***** Dataset

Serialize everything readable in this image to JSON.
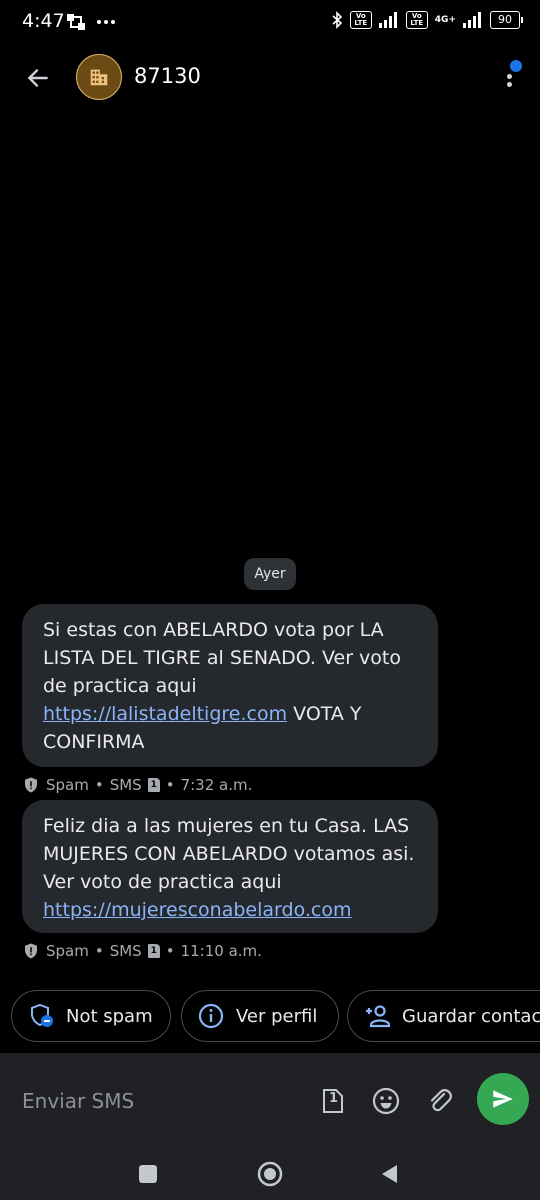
{
  "status_bar": {
    "time": "4:47",
    "battery": "90",
    "volte1": "Vo LTE",
    "volte2": "Vo LTE",
    "network": "4G+"
  },
  "header": {
    "contact_name": "87130"
  },
  "conversation": {
    "date_separator": "Ayer",
    "messages": [
      {
        "text_before_link": "Si estas con ABELARDO vota por LA LISTA DEL TIGRE al SENADO. Ver voto de practica aqui ",
        "link": "https://lalistadeltigre.com",
        "text_after_link": " VOTA Y CONFIRMA",
        "label": "Spam",
        "channel": "SMS",
        "sim": "1",
        "time": "7:32 a.m."
      },
      {
        "text_before_link": "Feliz dia a las mujeres en tu Casa. LAS MUJERES CON ABELARDO votamos asi. Ver voto de practica aqui ",
        "link": "https://mujeresconabelardo.com",
        "text_after_link": "",
        "label": "Spam",
        "channel": "SMS",
        "sim": "1",
        "time": "11:10 a.m."
      }
    ]
  },
  "actions": {
    "not_spam": "Not spam",
    "view_profile": "Ver perfil",
    "save_contact": "Guardar contacto"
  },
  "compose": {
    "placeholder": "Enviar SMS",
    "sim": "1"
  },
  "colors": {
    "background": "#000000",
    "bubble": "#25282c",
    "link": "#8ab4f8",
    "send": "#34a853",
    "avatar": "#6b4a14",
    "notification": "#1a73e8"
  }
}
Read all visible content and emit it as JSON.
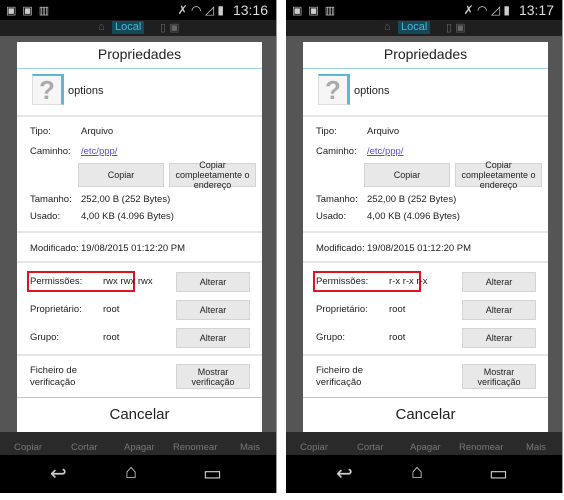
{
  "screens": [
    {
      "time": "13:16",
      "location": "Local",
      "dialog": {
        "title": "Propriedades",
        "file_name": "options",
        "type_label": "Tipo:",
        "type_value": "Arquivo",
        "path_label": "Caminho:",
        "path_value": "/etc/ppp/",
        "copy_button": "Copiar",
        "copy_full_button": "Copiar compleetamente o endereço",
        "size_label": "Tamanho:",
        "size_value": "252,00 B (252 Bytes)",
        "used_label": "Usado:",
        "used_value": "4,00 KB (4.096 Bytes)",
        "modified_label": "Modificado:",
        "modified_value": "19/08/2015 01:12:20 PM",
        "permissions_label": "Permissões:",
        "permissions_value": "rwx rwx rwx",
        "change_button": "Alterar",
        "owner_label": "Proprietário:",
        "owner_value": "root",
        "group_label": "Grupo:",
        "group_value": "root",
        "checksum_label": "Ficheiro de verificação",
        "checksum_button": "Mostrar verificação",
        "cancel": "Cancelar"
      },
      "actions": [
        "Copiar",
        "Cortar",
        "Apagar",
        "Renomear",
        "Mais"
      ]
    },
    {
      "time": "13:17",
      "location": "Local",
      "dialog": {
        "title": "Propriedades",
        "file_name": "options",
        "type_label": "Tipo:",
        "type_value": "Arquivo",
        "path_label": "Caminho:",
        "path_value": "/etc/ppp/",
        "copy_button": "Copiar",
        "copy_full_button": "Copiar compleetamente o endereço",
        "size_label": "Tamanho:",
        "size_value": "252,00 B (252 Bytes)",
        "used_label": "Usado:",
        "used_value": "4,00 KB (4.096 Bytes)",
        "modified_label": "Modificado:",
        "modified_value": "19/08/2015 01:12:20 PM",
        "permissions_label": "Permissões:",
        "permissions_value": "r-x r-x r-x",
        "change_button": "Alterar",
        "owner_label": "Proprietário:",
        "owner_value": "root",
        "group_label": "Grupo:",
        "group_value": "root",
        "checksum_label": "Ficheiro de verificação",
        "checksum_button": "Mostrar verificação",
        "cancel": "Cancelar"
      },
      "actions": [
        "Copiar",
        "Cortar",
        "Apagar",
        "Renomear",
        "Mais"
      ]
    }
  ],
  "colors": {
    "highlight": "#e0141e",
    "accent": "#5bb7de",
    "link": "#5a4fc9"
  },
  "icons": [
    "gallery-icon",
    "clipboard-check-icon",
    "barcode-icon",
    "mute-icon",
    "wifi-icon",
    "signal-icon",
    "battery-icon",
    "home-icon",
    "device-icon",
    "question-file-icon",
    "back-icon",
    "home-nav-icon",
    "recent-apps-icon"
  ]
}
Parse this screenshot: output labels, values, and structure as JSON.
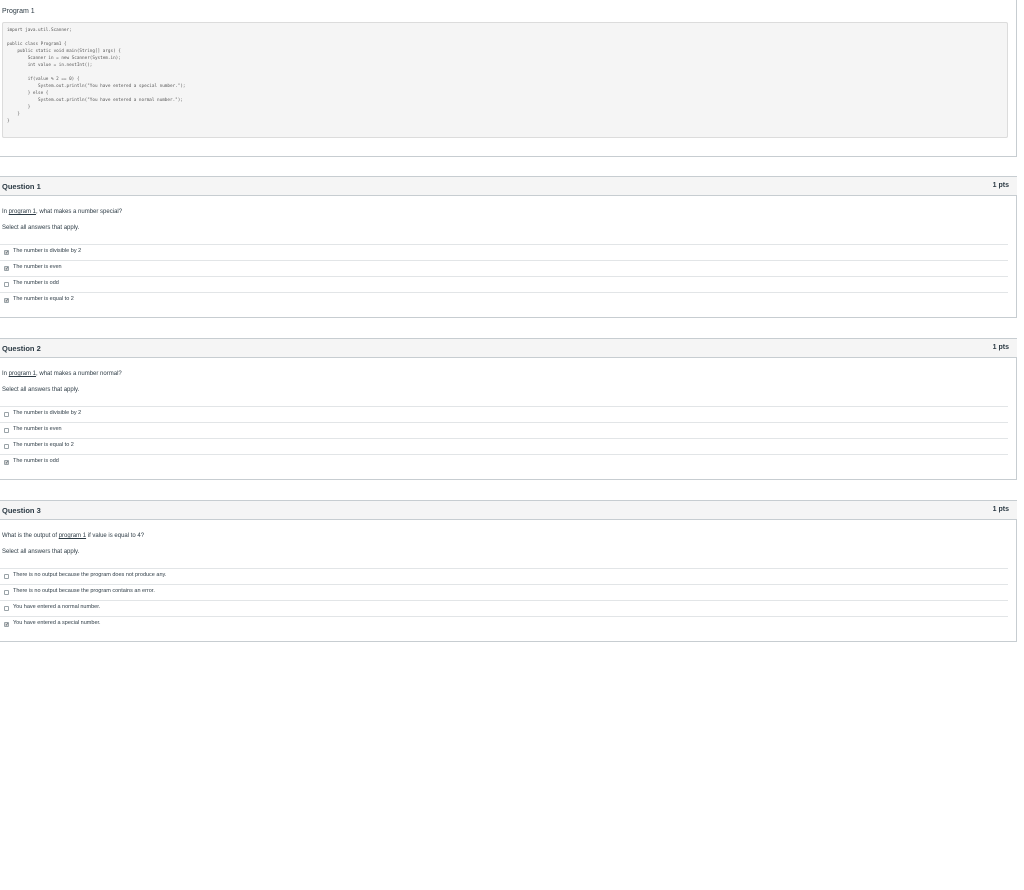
{
  "program": {
    "title": "Program 1",
    "code": "import java.util.Scanner;\n\npublic class Program1 {\n    public static void main(String[] args) {\n        Scanner in = new Scanner(System.in);\n        int value = in.nextInt();\n\n        if(value % 2 == 0) {\n            System.out.println(\"You have entered a special number.\");\n        } else {\n            System.out.println(\"You have entered a normal number.\");\n        }\n    }\n}"
  },
  "questions": [
    {
      "name": "Question 1",
      "points": "1 pts",
      "text_before": "In ",
      "link": "program 1",
      "text_after": ", what makes a number special?",
      "instruction": "Select all answers that apply.",
      "answers": [
        {
          "label": "The number is divisible by 2",
          "checked": true
        },
        {
          "label": "The number is even",
          "checked": true
        },
        {
          "label": "The number is odd",
          "checked": false
        },
        {
          "label": "The number is equal to 2",
          "checked": true
        }
      ]
    },
    {
      "name": "Question 2",
      "points": "1 pts",
      "text_before": "In ",
      "link": "program 1",
      "text_after": ", what makes a number normal?",
      "instruction": "Select all answers that apply.",
      "answers": [
        {
          "label": "The number is divisible by 2",
          "checked": false
        },
        {
          "label": "The number is even",
          "checked": false
        },
        {
          "label": "The number is equal to 2",
          "checked": false
        },
        {
          "label": "The number is odd",
          "checked": true
        }
      ]
    },
    {
      "name": "Question 3",
      "points": "1 pts",
      "text_before": "What is the output of ",
      "link": "program 1",
      "text_after": " if value is equal to 4?",
      "instruction": "Select all answers that apply.",
      "answers": [
        {
          "label": "There is no output because the program does not produce any.",
          "checked": false
        },
        {
          "label": "There is no output because the program contains an error.",
          "checked": false
        },
        {
          "label": "You have entered a normal number.",
          "checked": false
        },
        {
          "label": "You have entered a special number.",
          "checked": true
        }
      ]
    }
  ]
}
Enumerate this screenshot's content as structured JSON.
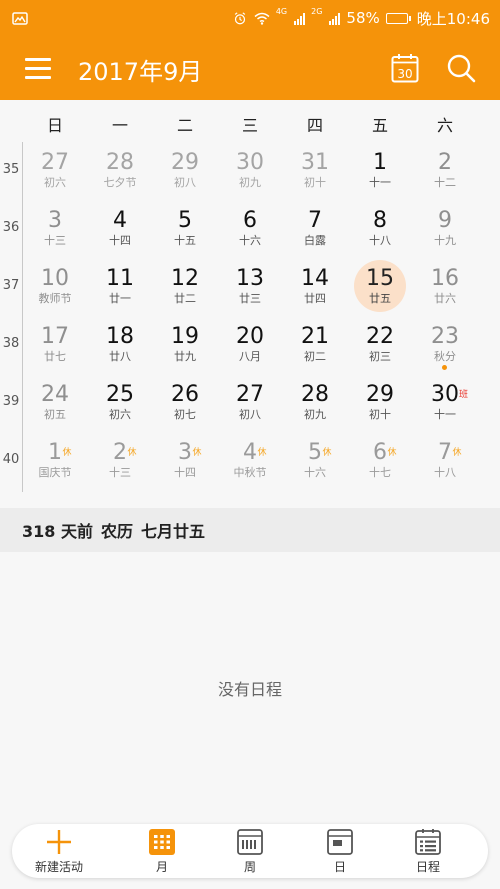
{
  "status_bar": {
    "battery": "58%",
    "time": "晚上10:46",
    "net1": "4G",
    "net2": "2G",
    "battery_level": 0.58
  },
  "header": {
    "title": "2017年9月",
    "today_icon_text": "30",
    "menu_icon": "menu-icon",
    "today_icon": "calendar-today-icon",
    "search_icon": "search-icon"
  },
  "weekdays": [
    "日",
    "一",
    "二",
    "三",
    "四",
    "五",
    "六"
  ],
  "week_numbers": [
    "35",
    "36",
    "37",
    "38",
    "39",
    "40"
  ],
  "weeks": [
    [
      {
        "day": "27",
        "lunar": "初六",
        "type": "other"
      },
      {
        "day": "28",
        "lunar": "七夕节",
        "type": "other"
      },
      {
        "day": "29",
        "lunar": "初八",
        "type": "other"
      },
      {
        "day": "30",
        "lunar": "初九",
        "type": "other"
      },
      {
        "day": "31",
        "lunar": "初十",
        "type": "other"
      },
      {
        "day": "1",
        "lunar": "十一",
        "type": "normal"
      },
      {
        "day": "2",
        "lunar": "十二",
        "type": "weekend"
      }
    ],
    [
      {
        "day": "3",
        "lunar": "十三",
        "type": "weekend"
      },
      {
        "day": "4",
        "lunar": "十四",
        "type": "normal"
      },
      {
        "day": "5",
        "lunar": "十五",
        "type": "normal"
      },
      {
        "day": "6",
        "lunar": "十六",
        "type": "normal"
      },
      {
        "day": "7",
        "lunar": "白露",
        "type": "normal"
      },
      {
        "day": "8",
        "lunar": "十八",
        "type": "normal"
      },
      {
        "day": "9",
        "lunar": "十九",
        "type": "weekend"
      }
    ],
    [
      {
        "day": "10",
        "lunar": "教师节",
        "type": "weekend"
      },
      {
        "day": "11",
        "lunar": "廿一",
        "type": "normal"
      },
      {
        "day": "12",
        "lunar": "廿二",
        "type": "normal"
      },
      {
        "day": "13",
        "lunar": "廿三",
        "type": "normal"
      },
      {
        "day": "14",
        "lunar": "廿四",
        "type": "normal"
      },
      {
        "day": "15",
        "lunar": "廿五",
        "type": "selected"
      },
      {
        "day": "16",
        "lunar": "廿六",
        "type": "weekend"
      }
    ],
    [
      {
        "day": "17",
        "lunar": "廿七",
        "type": "weekend"
      },
      {
        "day": "18",
        "lunar": "廿八",
        "type": "normal"
      },
      {
        "day": "19",
        "lunar": "廿九",
        "type": "normal"
      },
      {
        "day": "20",
        "lunar": "八月",
        "type": "normal"
      },
      {
        "day": "21",
        "lunar": "初二",
        "type": "normal"
      },
      {
        "day": "22",
        "lunar": "初三",
        "type": "normal"
      },
      {
        "day": "23",
        "lunar": "秋分",
        "type": "weekend",
        "event": true
      }
    ],
    [
      {
        "day": "24",
        "lunar": "初五",
        "type": "weekend"
      },
      {
        "day": "25",
        "lunar": "初六",
        "type": "normal"
      },
      {
        "day": "26",
        "lunar": "初七",
        "type": "normal"
      },
      {
        "day": "27",
        "lunar": "初八",
        "type": "normal"
      },
      {
        "day": "28",
        "lunar": "初九",
        "type": "normal"
      },
      {
        "day": "29",
        "lunar": "初十",
        "type": "normal"
      },
      {
        "day": "30",
        "lunar": "十一",
        "type": "normal",
        "badge": "班",
        "badge_type": "work"
      }
    ],
    [
      {
        "day": "1",
        "lunar": "国庆节",
        "type": "holiday",
        "badge": "休",
        "badge_type": "rest"
      },
      {
        "day": "2",
        "lunar": "十三",
        "type": "holiday",
        "badge": "休",
        "badge_type": "rest"
      },
      {
        "day": "3",
        "lunar": "十四",
        "type": "holiday",
        "badge": "休",
        "badge_type": "rest"
      },
      {
        "day": "4",
        "lunar": "中秋节",
        "type": "holiday",
        "badge": "休",
        "badge_type": "rest"
      },
      {
        "day": "5",
        "lunar": "十六",
        "type": "holiday",
        "badge": "休",
        "badge_type": "rest"
      },
      {
        "day": "6",
        "lunar": "十七",
        "type": "holiday",
        "badge": "休",
        "badge_type": "rest"
      },
      {
        "day": "7",
        "lunar": "十八",
        "type": "holiday",
        "badge": "休",
        "badge_type": "rest"
      }
    ]
  ],
  "info": {
    "days_ago": "318 天前",
    "lunar_label": "农历",
    "lunar_date": "七月廿五"
  },
  "empty_message": "没有日程",
  "bottom_nav": [
    {
      "label": "新建活动",
      "icon": "plus-icon"
    },
    {
      "label": "月",
      "icon": "month-view-icon",
      "active": true
    },
    {
      "label": "周",
      "icon": "week-view-icon"
    },
    {
      "label": "日",
      "icon": "day-view-icon"
    },
    {
      "label": "日程",
      "icon": "agenda-icon"
    }
  ],
  "colors": {
    "accent": "#f5930a",
    "selected_bg": "#fbe0c9",
    "rest_badge": "#f5a623",
    "work_badge": "#e8332a"
  }
}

**********

For each line in the data above that contains the string "have", extract the line.

Result of this exercise:
    "code": "import java.util.Scanner;\n\npublic class Program1 {\n    public static void main(String[] args) {\n        Scanner in = new Scanner(System.in);\n        int value = in.nextInt();\n\n        if(value % 2 == 0) {\n            System.out.println(\"You have entered a special number.\");\n        } else {\n            System.out.println(\"You have entered a normal number.\");\n        }\n    }\n}"
          "label": "You have entered a normal number.",
          "label": "You have entered a special number.",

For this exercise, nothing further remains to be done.